# Requirement:
Extract the entries in their exact form.

# Dataset rows:
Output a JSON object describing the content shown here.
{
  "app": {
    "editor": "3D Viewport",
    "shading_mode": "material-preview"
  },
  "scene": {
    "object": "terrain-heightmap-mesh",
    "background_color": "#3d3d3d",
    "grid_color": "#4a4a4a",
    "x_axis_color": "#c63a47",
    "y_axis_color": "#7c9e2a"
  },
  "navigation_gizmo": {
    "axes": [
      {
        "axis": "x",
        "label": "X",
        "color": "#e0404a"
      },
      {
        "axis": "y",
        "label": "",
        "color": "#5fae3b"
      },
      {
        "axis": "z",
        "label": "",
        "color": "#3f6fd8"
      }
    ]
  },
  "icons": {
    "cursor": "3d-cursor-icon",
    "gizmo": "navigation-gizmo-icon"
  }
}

# Result for this exercise:
Output a JSON object describing the content shown here.
{
  "app": {
    "editor": "3D Viewport",
    "shading_mode": "material-preview"
  },
  "scene": {
    "object": "terrain-heightmap-mesh",
    "background_color": "#3d3d3d",
    "grid_color": "#4a4a4a",
    "x_axis_color": "#c63a47",
    "y_axis_color": "#7c9e2a"
  },
  "navigation_gizmo": {
    "axes": [
      {
        "axis": "x",
        "label": "X",
        "color": "#e0404a"
      },
      {
        "axis": "y",
        "label": "",
        "color": "#5fae3b"
      },
      {
        "axis": "z",
        "label": "",
        "color": "#3f6fd8"
      }
    ]
  },
  "icons": {
    "cursor": "3d-cursor-icon",
    "gizmo": "navigation-gizmo-icon"
  }
}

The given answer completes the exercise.